• [Aim]
Send each entry back exactly as given, pictures excluded.

• [Records for the exercise]
'''
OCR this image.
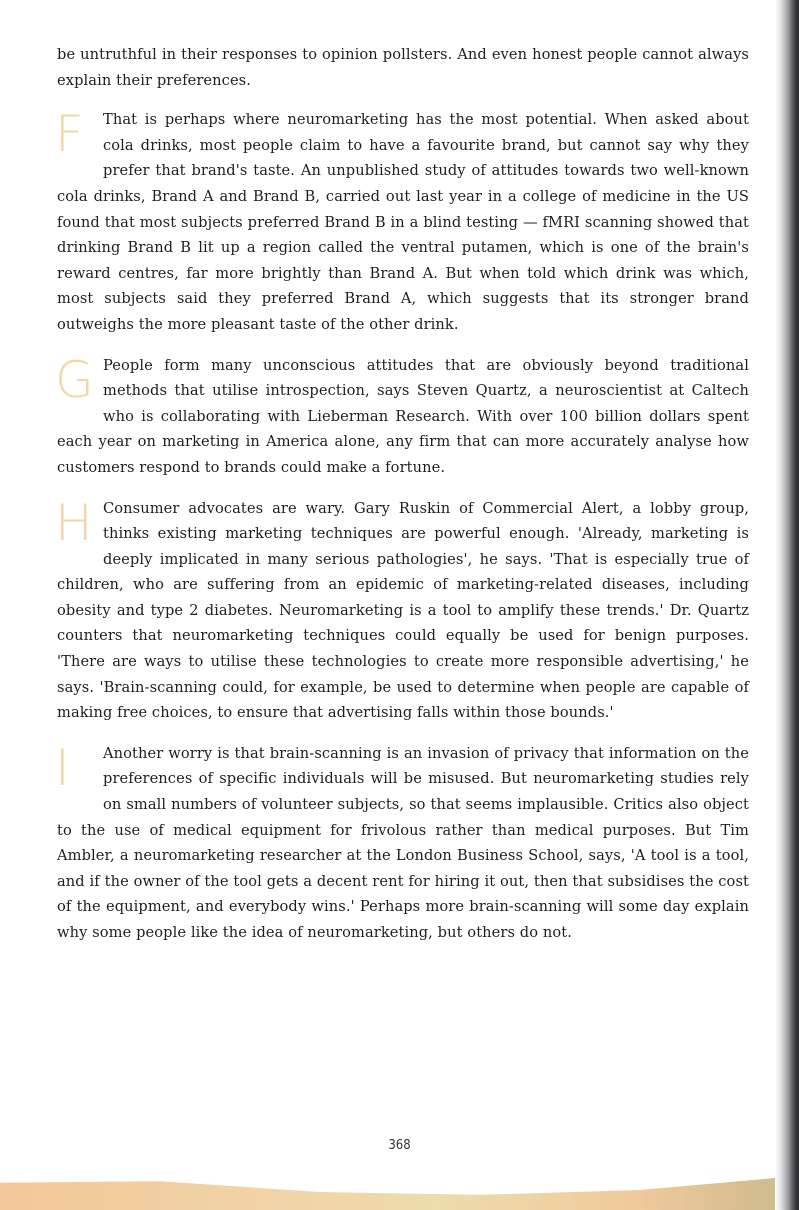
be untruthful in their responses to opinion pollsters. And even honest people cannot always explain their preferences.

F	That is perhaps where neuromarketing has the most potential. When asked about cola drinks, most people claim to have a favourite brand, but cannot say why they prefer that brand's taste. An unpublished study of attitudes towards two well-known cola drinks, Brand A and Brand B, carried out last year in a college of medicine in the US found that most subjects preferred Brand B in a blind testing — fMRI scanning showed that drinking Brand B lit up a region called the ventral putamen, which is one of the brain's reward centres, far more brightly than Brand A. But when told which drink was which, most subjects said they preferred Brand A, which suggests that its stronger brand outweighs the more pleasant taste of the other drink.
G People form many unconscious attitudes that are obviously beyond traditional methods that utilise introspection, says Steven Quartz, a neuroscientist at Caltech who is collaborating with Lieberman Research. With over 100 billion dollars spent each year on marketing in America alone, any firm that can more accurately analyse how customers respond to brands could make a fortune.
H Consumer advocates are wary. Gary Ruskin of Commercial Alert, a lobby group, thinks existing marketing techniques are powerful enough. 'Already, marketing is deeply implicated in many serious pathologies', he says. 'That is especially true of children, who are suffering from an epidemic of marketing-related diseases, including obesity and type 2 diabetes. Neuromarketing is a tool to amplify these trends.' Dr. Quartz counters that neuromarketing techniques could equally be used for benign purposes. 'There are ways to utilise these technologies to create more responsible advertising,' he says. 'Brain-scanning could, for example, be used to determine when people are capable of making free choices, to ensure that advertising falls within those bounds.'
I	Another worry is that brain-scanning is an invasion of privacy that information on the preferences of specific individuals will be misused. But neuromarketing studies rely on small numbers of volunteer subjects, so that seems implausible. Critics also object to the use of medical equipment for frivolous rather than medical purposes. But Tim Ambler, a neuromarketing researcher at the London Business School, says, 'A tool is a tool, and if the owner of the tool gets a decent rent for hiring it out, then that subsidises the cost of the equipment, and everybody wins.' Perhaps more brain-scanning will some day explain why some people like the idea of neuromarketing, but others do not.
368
'''
• [Written reply]
OCR this image.
be untruthful in their responses to opinion pollsters. And even honest people cannot always explain their preferences.

F	That is perhaps where neuromarketing has the most potential. When asked about cola drinks, most people claim to have a favourite brand, but cannot say why they prefer that brand's taste. An unpublished study of attitudes towards two well-known cola drinks, Brand A and Brand B, carried out last year in a college of medicine in the US found that most subjects preferred Brand B in a blind testing — fMRI scanning showed that drinking Brand B lit up a region called the ventral putamen, which is one of the brain's reward centres, far more brightly than Brand A. But when told which drink was which, most subjects said they preferred Brand A, which suggests that its stronger brand outweighs the more pleasant taste of the other drink.
G People form many unconscious attitudes that are obviously beyond traditional methods that utilise introspection, says Steven Quartz, a neuroscientist at Caltech who is collaborating with Lieberman Research. With over 100 billion dollars spent each year on marketing in America alone, any firm that can more accurately analyse how customers respond to brands could make a fortune.
H Consumer advocates are wary. Gary Ruskin of Commercial Alert, a lobby group, thinks existing marketing techniques are powerful enough. 'Already, marketing is deeply implicated in many serious pathologies', he says. 'That is especially true of children, who are suffering from an epidemic of marketing-related diseases, including obesity and type 2 diabetes. Neuromarketing is a tool to amplify these trends.' Dr. Quartz counters that neuromarketing techniques could equally be used for benign purposes. 'There are ways to utilise these technologies to create more responsible advertising,' he says. 'Brain-scanning could, for example, be used to determine when people are capable of making free choices, to ensure that advertising falls within those bounds.'
I	Another worry is that brain-scanning is an invasion of privacy that information on the preferences of specific individuals will be misused. But neuromarketing studies rely on small numbers of volunteer subjects, so that seems implausible. Critics also object to the use of medical equipment for frivolous rather than medical purposes. But Tim Ambler, a neuromarketing researcher at the London Business School, says, 'A tool is a tool, and if the owner of the tool gets a decent rent for hiring it out, then that subsidises the cost of the equipment, and everybody wins.' Perhaps more brain-scanning will some day explain why some people like the idea of neuromarketing, but others do not.
368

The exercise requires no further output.